## [The task]
Your task is to transcribe all of the records exactly and leave out the pictures.
^^^^^^^^
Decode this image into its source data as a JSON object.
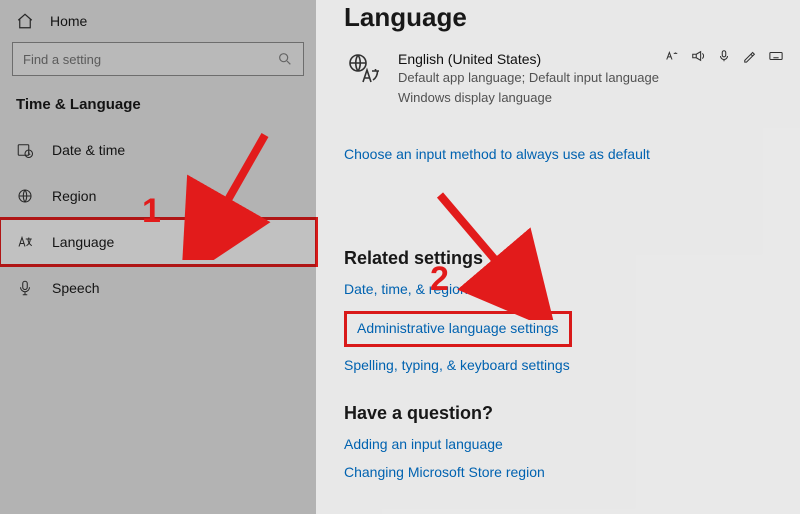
{
  "sidebar": {
    "home_label": "Home",
    "search_placeholder": "Find a setting",
    "section_title": "Time & Language",
    "items": [
      {
        "label": "Date & time"
      },
      {
        "label": "Region"
      },
      {
        "label": "Language"
      },
      {
        "label": "Speech"
      }
    ]
  },
  "main": {
    "title": "Language",
    "current_language": {
      "name": "English (United States)",
      "line1": "Default app language; Default input language",
      "line2": "Windows display language"
    },
    "input_method_link": "Choose an input method to always use as default",
    "related_heading": "Related settings",
    "related_links": {
      "datetime": "Date, time, & regional formatting",
      "admin": "Administrative language settings",
      "spelling": "Spelling, typing, & keyboard settings"
    },
    "question_heading": "Have a question?",
    "question_links": {
      "add_lang": "Adding an input language",
      "store_region": "Changing Microsoft Store region"
    }
  },
  "annotations": {
    "step1": "1",
    "step2": "2"
  }
}
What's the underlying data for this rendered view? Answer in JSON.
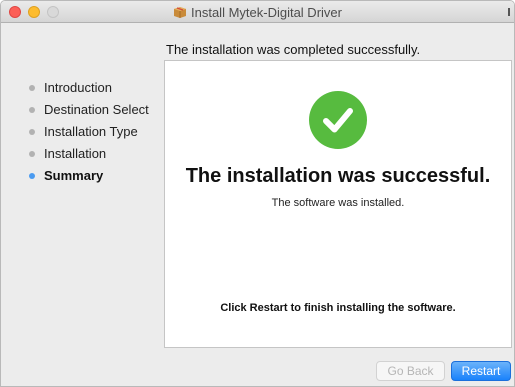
{
  "window": {
    "title": "Install Mytek-Digital Driver",
    "icon": "package-icon"
  },
  "header": {
    "status_text": "The installation was completed successfully."
  },
  "sidebar": {
    "steps": [
      {
        "label": "Introduction",
        "active": false
      },
      {
        "label": "Destination Select",
        "active": false
      },
      {
        "label": "Installation Type",
        "active": false
      },
      {
        "label": "Installation",
        "active": false
      },
      {
        "label": "Summary",
        "active": true
      }
    ]
  },
  "panel": {
    "icon": "checkmark-icon",
    "title": "The installation was successful.",
    "subtitle": "The software was installed.",
    "note": "Click Restart to finish installing the software."
  },
  "buttons": {
    "go_back": "Go Back",
    "restart": "Restart"
  },
  "colors": {
    "accent": "#1a82fb",
    "success": "#57bb3f",
    "active_step": "#4b9bf0"
  }
}
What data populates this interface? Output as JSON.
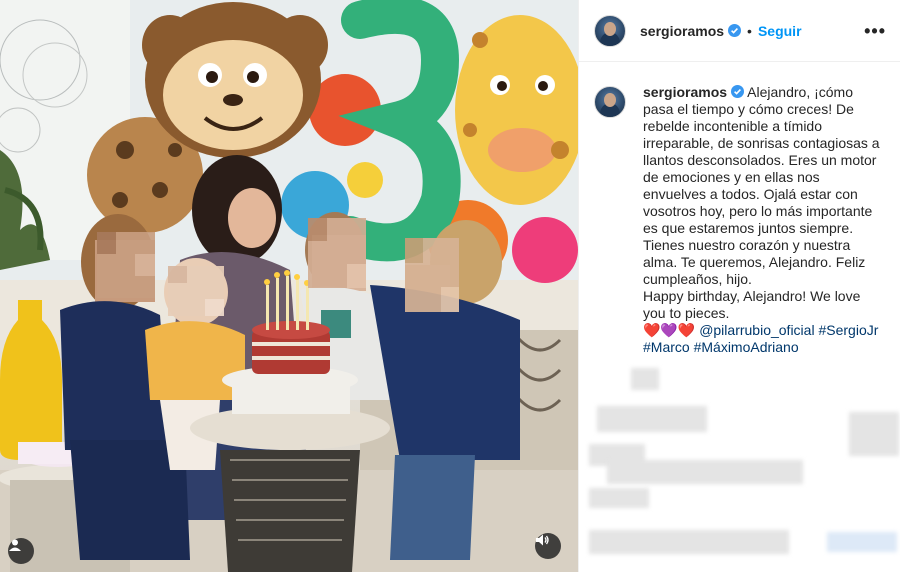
{
  "post": {
    "author": "sergioramos",
    "follow_label": "Seguir",
    "more_label": "•••",
    "caption_line1": "Alejandro, ¡cómo pasa el tiempo y cómo creces! De rebelde incontenible a tímido irreparable, de sonrisas contagiosas a llantos desconsolados. Eres un motor de emociones y en ellas nos envuelves a todos. Ojalá estar con vosotros hoy, pero lo más importante es que estaremos juntos siempre. Tienes nuestro corazón y nuestra alma. Te queremos, Alejandro. Feliz cumpleaños, hijo.",
    "caption_line2": "Happy birthday, Alejandro! We love you to pieces.",
    "hearts": "❤️💜❤️",
    "mention": "@pilarrubio_oficial",
    "tags": [
      "#SergioJr",
      "#Marco",
      "#MáximoAdriano"
    ]
  },
  "icons": {
    "verified": "verified-badge-icon",
    "user_tag": "user-tag-icon",
    "mute": "volume-icon",
    "more": "more-options-icon"
  },
  "colors": {
    "follow": "#0095f6",
    "link": "#00376b",
    "verified": "#3897f0"
  }
}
^^^^^^^^
## [Task answer]
Decode this image into its source data as a JSON object.
{
  "sidebar": {
    "home_label": "Home",
    "search_placeholder": "Find a setting",
    "section_title": "Time & Language",
    "items": [
      {
        "label": "Date & time"
      },
      {
        "label": "Region"
      },
      {
        "label": "Language"
      },
      {
        "label": "Speech"
      }
    ]
  },
  "main": {
    "title": "Language",
    "current_language": {
      "name": "English (United States)",
      "line1": "Default app language; Default input language",
      "line2": "Windows display language"
    },
    "input_method_link": "Choose an input method to always use as default",
    "related_heading": "Related settings",
    "related_links": {
      "datetime": "Date, time, & regional formatting",
      "admin": "Administrative language settings",
      "spelling": "Spelling, typing, & keyboard settings"
    },
    "question_heading": "Have a question?",
    "question_links": {
      "add_lang": "Adding an input language",
      "store_region": "Changing Microsoft Store region"
    }
  },
  "annotations": {
    "step1": "1",
    "step2": "2"
  }
}
What's the underlying data for this rendered view? Answer in JSON.
{
  "window": {
    "title": "Install Mytek-Digital Driver",
    "icon": "package-icon"
  },
  "header": {
    "status_text": "The installation was completed successfully."
  },
  "sidebar": {
    "steps": [
      {
        "label": "Introduction",
        "active": false
      },
      {
        "label": "Destination Select",
        "active": false
      },
      {
        "label": "Installation Type",
        "active": false
      },
      {
        "label": "Installation",
        "active": false
      },
      {
        "label": "Summary",
        "active": true
      }
    ]
  },
  "panel": {
    "icon": "checkmark-icon",
    "title": "The installation was successful.",
    "subtitle": "The software was installed.",
    "note": "Click Restart to finish installing the software."
  },
  "buttons": {
    "go_back": "Go Back",
    "restart": "Restart"
  },
  "colors": {
    "accent": "#1a82fb",
    "success": "#57bb3f",
    "active_step": "#4b9bf0"
  }
}
What data populates this interface? Output as JSON.
{
  "post": {
    "author": "sergioramos",
    "follow_label": "Seguir",
    "more_label": "•••",
    "caption_line1": "Alejandro, ¡cómo pasa el tiempo y cómo creces! De rebelde incontenible a tímido irreparable, de sonrisas contagiosas a llantos desconsolados. Eres un motor de emociones y en ellas nos envuelves a todos. Ojalá estar con vosotros hoy, pero lo más importante es que estaremos juntos siempre. Tienes nuestro corazón y nuestra alma. Te queremos, Alejandro. Feliz cumpleaños, hijo.",
    "caption_line2": "Happy birthday, Alejandro! We love you to pieces.",
    "hearts": "❤️💜❤️",
    "mention": "@pilarrubio_oficial",
    "tags": [
      "#SergioJr",
      "#Marco",
      "#MáximoAdriano"
    ]
  },
  "icons": {
    "verified": "verified-badge-icon",
    "user_tag": "user-tag-icon",
    "mute": "volume-icon",
    "more": "more-options-icon"
  },
  "colors": {
    "follow": "#0095f6",
    "link": "#00376b",
    "verified": "#3897f0"
  }
}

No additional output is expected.